You are misrepresenting the punishment of life imprisonment. It is certainly not clement. It is an ongoing punishment.
If you’re going to argue that not using capital punishment is an example of mercy then you have to admit that life in prison is a lesser punishment. If you won’t admit that then there is no argument to be made that the current teaching is emphasizing mercy.

Ender
 
You know Ender I would be more open to the arguments of capital punishment advocates if they were to agree that until the ratio of well dressed, well educated, middleclass and adequately defended criminals being executed for capital crimes reaches the same rate of execution of the poor, disadvantaged, under-represented criminals that execution of said underclass should not continue.

In other words a moratorium on the executing of the poor and weak, until as many rich and haughty are executed.

Because, otherwise I will not believe that capital punishment proponents are being entirely honest about what it is they support: Execution for all equally, or something more insidious.

In other-words whilst the gross unfairness of the system continues the moral arguments FOR capital punishment are terminally weakened.
 
In other words a moratorium on the executing of the poor and weak, until as many rich and haughty are executed.

Because, otherwise I will not believe that capital punishment proponents are being entirely honest about what it is they support: Execution for all equally, or something more insidious. .
Becareful the motives you accuse people of.
 
In other words a moratorium on the executing of the poor and weak, until as many rich and haughty are executed.

Because, otherwise I will not believe that capital punishment proponents are being entirely honest about what it is they support: Execution for all equally, or something more insidious
(A) What M-Dent said.

(B) “Rich and haughty”?

(C) Poor people commit more violent crime than rich people, so it follows more of them are going to be executed. Do you perhaps mean “relative to their respective rates of violent crime” rather than the implied “relative to their representation in the population”?
 
On the authority of the Episcopal Conference (of which they seem to have quite a lot when they speak as one)
And when have they spoken as one on capital punishment? Regarding their 1980 document, which I believe was their first statement opposing capital punishment: “The statement was adopted by a vote of 145 to 31, with 41 bishops abstaining, the highest number of abstentions ever recorded.” (Dulles) It is obviously a statement of opinion, and not even a unanimous opinion at that.

Ender
 
Why wouldn’t shouldn’t a Catholic trust the pope’s opinion that capital punishment shouldn’t be used?
That’s a fair question but you should note that most of the comments on this topic are about the morality of capital punishment; there is very little said about why it is or is not helpful. As long as people insist there is a moral as opposed to practical argument against capital punishment these debates will continue … or at least I will continue to participate in them.
********
Extend the forum discussion on capital punishment above by writing the next few comments.
********
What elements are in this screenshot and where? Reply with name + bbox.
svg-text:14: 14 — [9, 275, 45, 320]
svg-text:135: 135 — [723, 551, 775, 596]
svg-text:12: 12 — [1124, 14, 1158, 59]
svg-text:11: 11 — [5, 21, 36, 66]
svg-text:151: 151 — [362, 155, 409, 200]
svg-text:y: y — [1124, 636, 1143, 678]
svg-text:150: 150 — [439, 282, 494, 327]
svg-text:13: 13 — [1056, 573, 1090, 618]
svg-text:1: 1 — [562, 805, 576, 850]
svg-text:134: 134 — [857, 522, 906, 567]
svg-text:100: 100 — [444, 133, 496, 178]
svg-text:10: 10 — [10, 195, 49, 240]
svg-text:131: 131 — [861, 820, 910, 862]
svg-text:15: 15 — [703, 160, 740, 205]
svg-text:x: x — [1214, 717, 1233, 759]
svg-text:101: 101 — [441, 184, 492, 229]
********
#### [ANSWER TO THE PROBLEM]
Here is Dulles with a reasoned explanation of JPII’s opposition to capital punishment:*Retribution by the State can only be a symbolic anticipation of God’s perfect justice. *For the symbolism to be authentic, the society must believe in the existence of a transcendent order of justice, which the State has an obligation to protect. This has been true in the past, but in our day the State is generally viewed simply as an instrument of the will of the governed. In this modern perspective, the death penalty expresses not the divine judgment on objective evil but rather the collective anger of the group. The retributive goal of punishment is misconstrued as a self-assertive act of vengeance.
If the claim is to be made that we should just accept JPII’s prudential opinion then some argument like this one needs to be made and defended, but so far no one has chosen that approach. The preference is to argue that the death penalty is evil.

Ender
 
(A) What M-Dent said.

(B) “Rich and haughty”?

(C) Poor people commit more violent crime than rich people, so it follows more of them are going to be executed. Do you perhaps mean “relative to their respective rates of violent crime” rather than the implied “relative to their representation in the population”?
I think he means (and I mean) that it is rather a disgrace that when two people have committed the same crime, you can pretty much determine which one is going to be executed and which one is not going to be executed if you tell me the race and socio-economic background.
 
You know Ender I would be more open to the arguments of capital punishment advocates if they were to agree that until the ratio of well dressed, well educated, middleclass and adequately defended criminals being executed for capital crimes reaches the same rate of execution of the poor, disadvantaged, under-represented criminals that execution of said underclass should not continue.

In other words a moratorium on the executing of the poor and weak, until as many rich and haughty are executed.
If you want to argue that more people should be executed than are currently condemned I don’t have a problem with that position, but I am much less concerned about whether all who deserve it are executed than I am about whether all who are executed deserved it. It is a problem if only half of the people who deserve execution are condemned to it but it hardly seems like a reasonable solution to suggest that because we sentence some incorrectly it would be better to sentence them all incorrectly. Why is it better to get them all wrong than to get only some of them wrong?
Because, otherwise I will not believe that capital punishment proponents are being entirely honest about what it is they support: Execution for all equally, or something more insidious.
My arguments have to do with what the Church teaches about capital punishment and have nothing whatever to do with the practical nature of its application. That is, I distinguish between moral arguments and prudential ones and rarely discuss the latter. You might be right that our system is totally flawed and we should never execute anyone but that would have no bearing at all on any of my arguments. As for being dishonest and insidious, it is tedious to be called that because it is so irrelevant to whether my arguments are valid. The question is whether I am right or wrong, not whether I am good or bad.
In other-words whilst the gross unfairness of the system continues the moral arguments FOR capital punishment are terminally weakened.
No, moral arguments are unaffected by practical considerations. If it helps we can consider what would be appropriate in a system of perfect justice. If capital punishment is inappropriate in a perfect system it is certainly inappropriate in an imperfect one. The reverse, however, is not true.

Ender
 
Explain where I omitted something; I don’t know what this refers to.
Not at all. Justice in punishment is about retribution; applying the appropriate punishment for the crime. Even if we could be absolutely positive that the criminal would never commit another crime justice still demands he be punished for the crime he already committed.
If you’re going to argue that not using capital punishment is an example of mercy then you have to admit that life in prison is a lesser punishment. If you won’t admit that then there is no argument to be made that the current teaching is emphasizing mercy.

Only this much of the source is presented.